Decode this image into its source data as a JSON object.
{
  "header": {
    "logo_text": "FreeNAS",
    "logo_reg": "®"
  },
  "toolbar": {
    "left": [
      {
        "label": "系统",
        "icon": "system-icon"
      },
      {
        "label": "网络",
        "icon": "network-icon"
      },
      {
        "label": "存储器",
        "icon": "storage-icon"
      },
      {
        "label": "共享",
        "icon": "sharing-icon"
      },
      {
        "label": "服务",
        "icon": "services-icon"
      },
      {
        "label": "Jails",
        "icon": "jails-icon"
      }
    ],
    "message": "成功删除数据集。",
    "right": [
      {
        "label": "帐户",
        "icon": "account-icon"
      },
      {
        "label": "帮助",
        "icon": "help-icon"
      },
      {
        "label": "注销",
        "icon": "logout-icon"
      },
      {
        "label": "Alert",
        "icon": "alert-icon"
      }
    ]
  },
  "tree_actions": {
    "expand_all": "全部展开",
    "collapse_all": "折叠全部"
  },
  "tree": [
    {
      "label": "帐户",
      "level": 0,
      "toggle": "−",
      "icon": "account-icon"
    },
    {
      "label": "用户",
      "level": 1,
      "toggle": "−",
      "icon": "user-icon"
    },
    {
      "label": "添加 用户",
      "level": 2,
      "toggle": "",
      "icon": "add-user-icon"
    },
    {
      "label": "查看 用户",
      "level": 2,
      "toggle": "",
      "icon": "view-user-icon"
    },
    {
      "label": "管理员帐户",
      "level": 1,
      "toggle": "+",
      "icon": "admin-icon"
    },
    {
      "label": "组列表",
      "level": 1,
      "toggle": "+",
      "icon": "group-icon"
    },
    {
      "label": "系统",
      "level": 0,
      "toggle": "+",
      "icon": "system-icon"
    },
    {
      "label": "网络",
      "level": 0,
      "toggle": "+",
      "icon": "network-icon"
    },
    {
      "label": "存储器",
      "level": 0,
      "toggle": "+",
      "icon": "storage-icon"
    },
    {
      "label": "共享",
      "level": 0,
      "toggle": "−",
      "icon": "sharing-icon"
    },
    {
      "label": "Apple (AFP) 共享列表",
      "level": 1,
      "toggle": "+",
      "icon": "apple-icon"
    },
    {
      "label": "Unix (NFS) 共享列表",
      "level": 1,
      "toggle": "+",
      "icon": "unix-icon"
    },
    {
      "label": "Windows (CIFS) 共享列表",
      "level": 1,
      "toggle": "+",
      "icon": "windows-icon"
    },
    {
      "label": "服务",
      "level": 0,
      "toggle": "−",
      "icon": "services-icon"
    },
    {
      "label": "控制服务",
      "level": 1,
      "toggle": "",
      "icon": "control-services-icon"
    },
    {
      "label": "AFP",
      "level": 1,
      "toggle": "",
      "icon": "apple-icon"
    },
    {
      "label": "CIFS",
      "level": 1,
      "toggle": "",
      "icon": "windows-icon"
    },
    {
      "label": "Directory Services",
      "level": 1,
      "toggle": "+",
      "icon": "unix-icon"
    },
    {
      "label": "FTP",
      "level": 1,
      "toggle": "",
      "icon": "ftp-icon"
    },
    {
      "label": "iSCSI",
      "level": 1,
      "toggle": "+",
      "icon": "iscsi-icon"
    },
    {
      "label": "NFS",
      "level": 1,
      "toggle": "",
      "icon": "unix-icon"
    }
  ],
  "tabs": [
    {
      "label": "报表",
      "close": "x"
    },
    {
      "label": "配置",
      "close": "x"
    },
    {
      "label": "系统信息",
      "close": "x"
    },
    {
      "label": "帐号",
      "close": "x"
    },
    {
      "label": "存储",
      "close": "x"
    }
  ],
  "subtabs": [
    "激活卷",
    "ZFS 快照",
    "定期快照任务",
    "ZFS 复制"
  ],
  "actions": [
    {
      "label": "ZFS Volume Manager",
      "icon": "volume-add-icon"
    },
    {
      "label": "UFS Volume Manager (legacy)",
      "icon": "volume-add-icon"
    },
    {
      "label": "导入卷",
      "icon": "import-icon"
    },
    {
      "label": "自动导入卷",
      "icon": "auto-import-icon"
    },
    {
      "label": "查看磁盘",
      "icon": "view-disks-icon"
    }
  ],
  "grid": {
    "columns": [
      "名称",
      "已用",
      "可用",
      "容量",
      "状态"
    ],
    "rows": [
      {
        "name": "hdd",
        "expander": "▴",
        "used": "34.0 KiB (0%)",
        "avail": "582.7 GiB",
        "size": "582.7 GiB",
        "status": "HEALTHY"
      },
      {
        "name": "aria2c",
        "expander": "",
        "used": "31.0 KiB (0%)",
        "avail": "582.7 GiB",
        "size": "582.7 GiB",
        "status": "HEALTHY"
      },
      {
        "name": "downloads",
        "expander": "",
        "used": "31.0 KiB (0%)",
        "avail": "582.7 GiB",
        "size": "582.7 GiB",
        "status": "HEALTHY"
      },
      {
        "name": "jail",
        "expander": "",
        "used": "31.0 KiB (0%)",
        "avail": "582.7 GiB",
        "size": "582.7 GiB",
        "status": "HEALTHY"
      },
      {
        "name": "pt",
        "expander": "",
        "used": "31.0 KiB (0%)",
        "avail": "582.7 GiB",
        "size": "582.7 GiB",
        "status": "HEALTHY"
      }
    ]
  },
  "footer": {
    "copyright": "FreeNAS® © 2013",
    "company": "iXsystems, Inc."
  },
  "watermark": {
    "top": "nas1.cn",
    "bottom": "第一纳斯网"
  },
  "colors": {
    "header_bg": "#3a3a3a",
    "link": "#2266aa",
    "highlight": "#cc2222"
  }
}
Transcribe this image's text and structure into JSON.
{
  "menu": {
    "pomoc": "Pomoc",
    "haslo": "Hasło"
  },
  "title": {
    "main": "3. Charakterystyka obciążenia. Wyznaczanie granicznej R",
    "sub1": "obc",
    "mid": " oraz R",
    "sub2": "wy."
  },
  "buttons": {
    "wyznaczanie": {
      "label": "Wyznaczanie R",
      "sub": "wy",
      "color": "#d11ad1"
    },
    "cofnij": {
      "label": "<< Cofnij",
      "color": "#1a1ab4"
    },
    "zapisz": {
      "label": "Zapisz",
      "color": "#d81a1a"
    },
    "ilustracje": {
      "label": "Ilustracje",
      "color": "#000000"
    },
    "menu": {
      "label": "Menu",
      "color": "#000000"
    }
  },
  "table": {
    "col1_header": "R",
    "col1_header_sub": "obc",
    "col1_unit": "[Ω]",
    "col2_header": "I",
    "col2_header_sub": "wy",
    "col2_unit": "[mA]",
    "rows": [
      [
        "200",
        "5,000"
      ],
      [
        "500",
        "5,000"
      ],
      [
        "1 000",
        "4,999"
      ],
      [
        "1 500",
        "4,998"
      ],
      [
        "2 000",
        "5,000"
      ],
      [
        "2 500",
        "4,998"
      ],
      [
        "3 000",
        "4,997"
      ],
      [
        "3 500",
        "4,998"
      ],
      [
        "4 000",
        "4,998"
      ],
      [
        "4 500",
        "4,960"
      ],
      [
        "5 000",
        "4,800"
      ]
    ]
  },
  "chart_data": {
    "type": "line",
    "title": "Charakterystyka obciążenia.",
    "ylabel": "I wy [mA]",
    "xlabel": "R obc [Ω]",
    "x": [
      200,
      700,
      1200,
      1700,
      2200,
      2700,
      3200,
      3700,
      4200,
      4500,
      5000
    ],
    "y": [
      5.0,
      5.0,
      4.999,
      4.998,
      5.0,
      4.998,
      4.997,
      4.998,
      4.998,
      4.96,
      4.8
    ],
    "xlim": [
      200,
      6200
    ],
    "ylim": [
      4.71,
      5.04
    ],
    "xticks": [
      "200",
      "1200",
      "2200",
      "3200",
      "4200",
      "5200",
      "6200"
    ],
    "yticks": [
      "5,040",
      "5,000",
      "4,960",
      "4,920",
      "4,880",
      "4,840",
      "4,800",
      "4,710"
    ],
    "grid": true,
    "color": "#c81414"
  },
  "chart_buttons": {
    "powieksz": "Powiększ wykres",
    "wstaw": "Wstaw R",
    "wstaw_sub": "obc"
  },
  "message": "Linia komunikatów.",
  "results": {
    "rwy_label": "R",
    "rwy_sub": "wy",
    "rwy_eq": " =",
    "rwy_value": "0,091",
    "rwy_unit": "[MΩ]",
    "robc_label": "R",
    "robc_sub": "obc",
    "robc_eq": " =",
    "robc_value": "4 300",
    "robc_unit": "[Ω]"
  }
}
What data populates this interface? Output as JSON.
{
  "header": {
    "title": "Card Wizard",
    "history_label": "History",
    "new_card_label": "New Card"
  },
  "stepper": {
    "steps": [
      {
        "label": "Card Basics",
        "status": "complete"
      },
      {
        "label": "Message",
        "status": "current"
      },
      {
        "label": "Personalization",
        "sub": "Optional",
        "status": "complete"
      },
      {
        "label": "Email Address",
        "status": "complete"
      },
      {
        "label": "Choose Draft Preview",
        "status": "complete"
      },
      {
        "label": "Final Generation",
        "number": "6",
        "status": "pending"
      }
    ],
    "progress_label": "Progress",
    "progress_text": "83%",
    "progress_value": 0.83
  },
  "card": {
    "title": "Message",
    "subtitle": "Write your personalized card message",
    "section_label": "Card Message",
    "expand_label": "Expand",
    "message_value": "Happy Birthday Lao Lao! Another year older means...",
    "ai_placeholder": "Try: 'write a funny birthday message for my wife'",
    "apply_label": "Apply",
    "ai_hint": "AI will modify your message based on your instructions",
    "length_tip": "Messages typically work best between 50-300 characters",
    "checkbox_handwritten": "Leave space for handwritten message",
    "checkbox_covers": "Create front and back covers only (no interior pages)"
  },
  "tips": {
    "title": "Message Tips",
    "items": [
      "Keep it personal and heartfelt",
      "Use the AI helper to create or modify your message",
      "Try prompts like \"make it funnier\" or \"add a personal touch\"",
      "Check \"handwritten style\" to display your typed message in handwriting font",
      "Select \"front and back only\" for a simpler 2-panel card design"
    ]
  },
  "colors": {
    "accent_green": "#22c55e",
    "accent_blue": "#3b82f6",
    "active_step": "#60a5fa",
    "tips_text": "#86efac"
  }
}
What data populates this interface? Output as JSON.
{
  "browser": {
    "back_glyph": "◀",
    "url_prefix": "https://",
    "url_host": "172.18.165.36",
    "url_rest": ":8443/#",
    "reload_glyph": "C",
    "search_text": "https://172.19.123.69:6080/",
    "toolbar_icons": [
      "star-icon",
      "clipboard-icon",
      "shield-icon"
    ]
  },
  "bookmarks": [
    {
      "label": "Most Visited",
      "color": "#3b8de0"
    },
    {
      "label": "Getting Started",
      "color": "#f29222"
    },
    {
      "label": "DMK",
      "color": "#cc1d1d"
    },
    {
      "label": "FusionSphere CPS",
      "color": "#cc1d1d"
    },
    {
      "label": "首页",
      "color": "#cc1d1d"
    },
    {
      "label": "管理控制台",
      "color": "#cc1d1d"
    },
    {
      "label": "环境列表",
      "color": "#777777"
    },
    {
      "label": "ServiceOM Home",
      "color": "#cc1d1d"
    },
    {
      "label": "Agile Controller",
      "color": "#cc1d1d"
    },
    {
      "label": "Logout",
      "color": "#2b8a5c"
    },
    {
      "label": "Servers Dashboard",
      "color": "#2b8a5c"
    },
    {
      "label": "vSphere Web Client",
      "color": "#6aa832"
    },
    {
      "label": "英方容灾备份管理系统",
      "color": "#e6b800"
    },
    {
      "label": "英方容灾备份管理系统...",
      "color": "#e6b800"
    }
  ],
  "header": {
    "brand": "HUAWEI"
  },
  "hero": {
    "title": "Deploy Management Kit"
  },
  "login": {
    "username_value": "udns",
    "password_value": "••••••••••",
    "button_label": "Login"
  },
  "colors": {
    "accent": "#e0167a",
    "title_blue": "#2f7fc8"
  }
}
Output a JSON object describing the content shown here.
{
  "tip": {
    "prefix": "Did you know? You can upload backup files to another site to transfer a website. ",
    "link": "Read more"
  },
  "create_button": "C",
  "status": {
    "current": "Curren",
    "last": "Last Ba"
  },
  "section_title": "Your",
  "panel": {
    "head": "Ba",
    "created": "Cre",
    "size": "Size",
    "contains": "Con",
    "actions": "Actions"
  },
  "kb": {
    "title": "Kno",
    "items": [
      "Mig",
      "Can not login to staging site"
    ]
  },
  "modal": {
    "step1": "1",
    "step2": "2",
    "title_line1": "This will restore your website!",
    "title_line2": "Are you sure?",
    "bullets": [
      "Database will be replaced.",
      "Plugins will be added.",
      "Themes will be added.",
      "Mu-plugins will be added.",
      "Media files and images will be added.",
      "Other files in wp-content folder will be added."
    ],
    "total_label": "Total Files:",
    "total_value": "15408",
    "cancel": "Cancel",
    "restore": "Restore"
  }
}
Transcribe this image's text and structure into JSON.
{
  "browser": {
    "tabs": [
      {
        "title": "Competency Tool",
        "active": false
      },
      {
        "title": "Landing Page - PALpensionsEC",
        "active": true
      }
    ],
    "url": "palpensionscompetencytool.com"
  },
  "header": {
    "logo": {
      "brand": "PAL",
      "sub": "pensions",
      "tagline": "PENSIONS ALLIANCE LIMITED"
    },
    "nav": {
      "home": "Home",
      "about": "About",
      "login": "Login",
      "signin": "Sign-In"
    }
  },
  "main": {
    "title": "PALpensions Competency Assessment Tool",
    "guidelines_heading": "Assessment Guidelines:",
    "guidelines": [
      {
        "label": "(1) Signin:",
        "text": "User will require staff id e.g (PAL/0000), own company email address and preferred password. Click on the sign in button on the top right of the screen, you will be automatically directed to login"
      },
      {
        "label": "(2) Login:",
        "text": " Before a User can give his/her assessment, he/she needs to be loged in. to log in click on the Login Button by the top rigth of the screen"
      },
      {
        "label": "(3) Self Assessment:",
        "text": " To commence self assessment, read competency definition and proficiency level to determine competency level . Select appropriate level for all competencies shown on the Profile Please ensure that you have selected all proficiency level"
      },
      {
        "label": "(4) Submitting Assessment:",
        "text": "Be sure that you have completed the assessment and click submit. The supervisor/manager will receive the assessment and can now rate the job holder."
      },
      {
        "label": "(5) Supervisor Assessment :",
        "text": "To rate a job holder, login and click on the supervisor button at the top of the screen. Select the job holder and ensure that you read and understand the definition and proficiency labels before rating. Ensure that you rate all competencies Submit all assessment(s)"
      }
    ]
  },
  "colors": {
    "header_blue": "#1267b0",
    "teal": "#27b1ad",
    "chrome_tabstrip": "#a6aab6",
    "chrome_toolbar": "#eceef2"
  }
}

::::::::

TO BE DONE
Search the entries for the word "import" and pick out every line that holds it.

THE SOLUTION
      "icon": "import-icon"
      "icon": "auto-import-icon"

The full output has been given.